-- START --

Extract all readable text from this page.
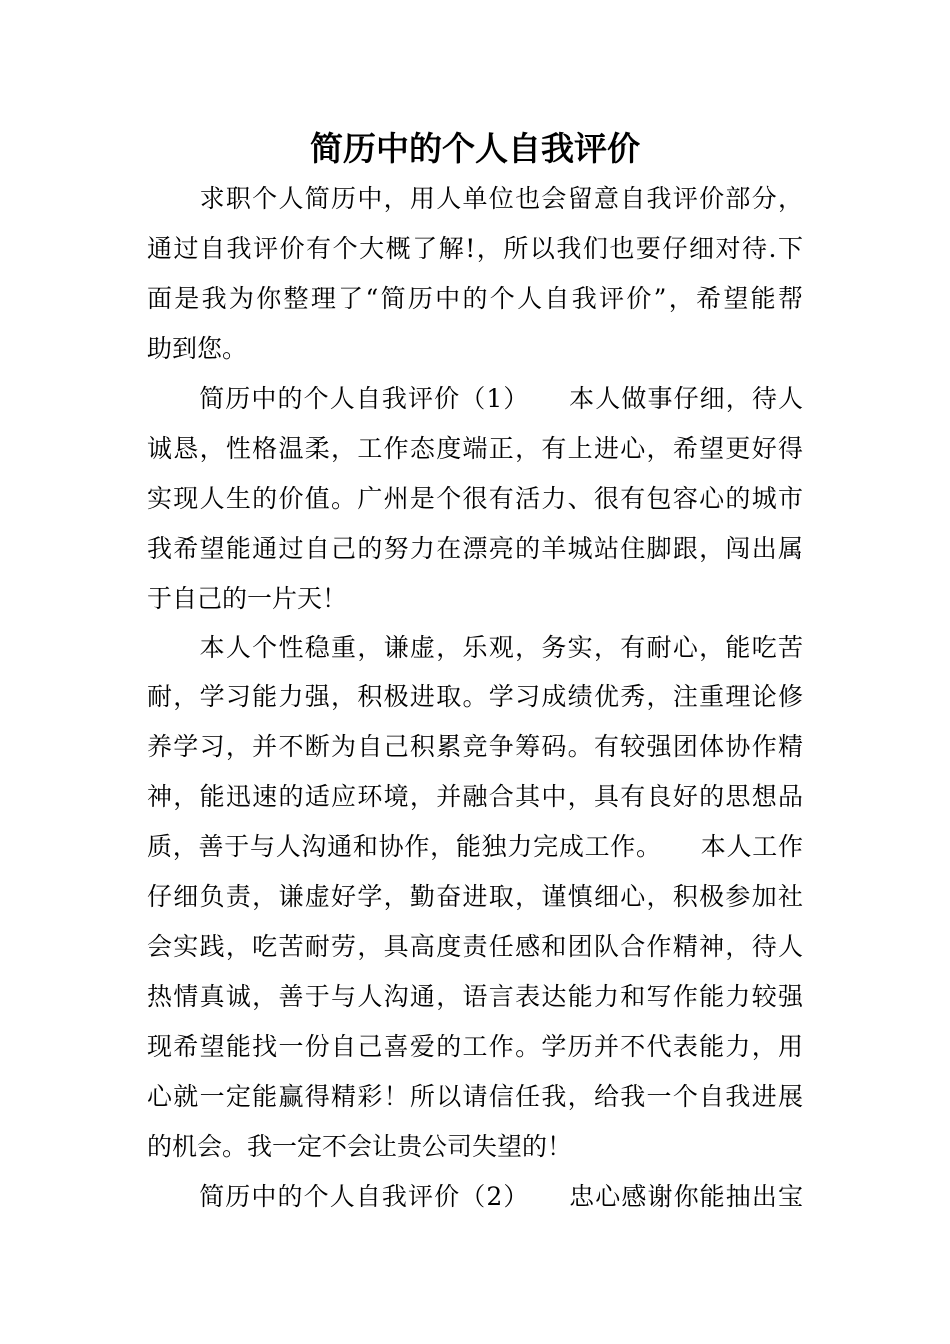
简历中的个人自我评价

　　求职个人简历中，用人单位也会留意自我评价部分，

通过自我评价有个大概了解!，所以我们也要仔细对待.下

面是我为你整理了“简历中的个人自我评价”，希望能帮

助到您。

　　简历中的个人自我评价（1）　　本人做事仔细，待人

诚恳，性格温柔，工作态度端正，有上进心，希望更好得

实现人生的价值。广州是个很有活力、很有包容心的城市

我希望能通过自己的努力在漂亮的羊城站住脚跟，闯出属

于自己的一片天！

　　本人个性稳重，谦虚，乐观，务实，有耐心，能吃苦

耐，学习能力强，积极进取。学习成绩优秀，注重理论修

养学习，并不断为自己积累竞争筹码。有较强团体协作精

神，能迅速的适应环境，并融合其中，具有良好的思想品

质，善于与人沟通和协作，能独力完成工作。　　本人工作

仔细负责，谦虚好学，勤奋进取，谨慎细心，积极参加社

会实践，吃苦耐劳，具高度责任感和团队合作精神，待人

热情真诚，善于与人沟通，语言表达能力和写作能力较强

现希望能找一份自己喜爱的工作。学历并不代表能力，用

心就一定能赢得精彩！所以请信任我，给我一个自我进展

的机会。我一定不会让贵公司失望的！

　　简历中的个人自我评价（2）　　忠心感谢你能抽出宝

-- END --

EXERCISE AIM: Go through the listing above and write it out again exactly, dropping the pictures.

OUTPUT FOR THIS TASK:
Extract all readable text from this page.
简历中的个人自我评价

　　求职个人简历中，用人单位也会留意自我评价部分，

通过自我评价有个大概了解!，所以我们也要仔细对待.下

面是我为你整理了“简历中的个人自我评价”，希望能帮

助到您。

　　简历中的个人自我评价（1）　　本人做事仔细，待人

诚恳，性格温柔，工作态度端正，有上进心，希望更好得

实现人生的价值。广州是个很有活力、很有包容心的城市

我希望能通过自己的努力在漂亮的羊城站住脚跟，闯出属

于自己的一片天！

　　本人个性稳重，谦虚，乐观，务实，有耐心，能吃苦

耐，学习能力强，积极进取。学习成绩优秀，注重理论修

养学习，并不断为自己积累竞争筹码。有较强团体协作精

神，能迅速的适应环境，并融合其中，具有良好的思想品

质，善于与人沟通和协作，能独力完成工作。　　本人工作

仔细负责，谦虚好学，勤奋进取，谨慎细心，积极参加社

会实践，吃苦耐劳，具高度责任感和团队合作精神，待人

热情真诚，善于与人沟通，语言表达能力和写作能力较强

现希望能找一份自己喜爱的工作。学历并不代表能力，用

心就一定能赢得精彩！所以请信任我，给我一个自我进展

的机会。我一定不会让贵公司失望的！

　　简历中的个人自我评价（2）　　忠心感谢你能抽出宝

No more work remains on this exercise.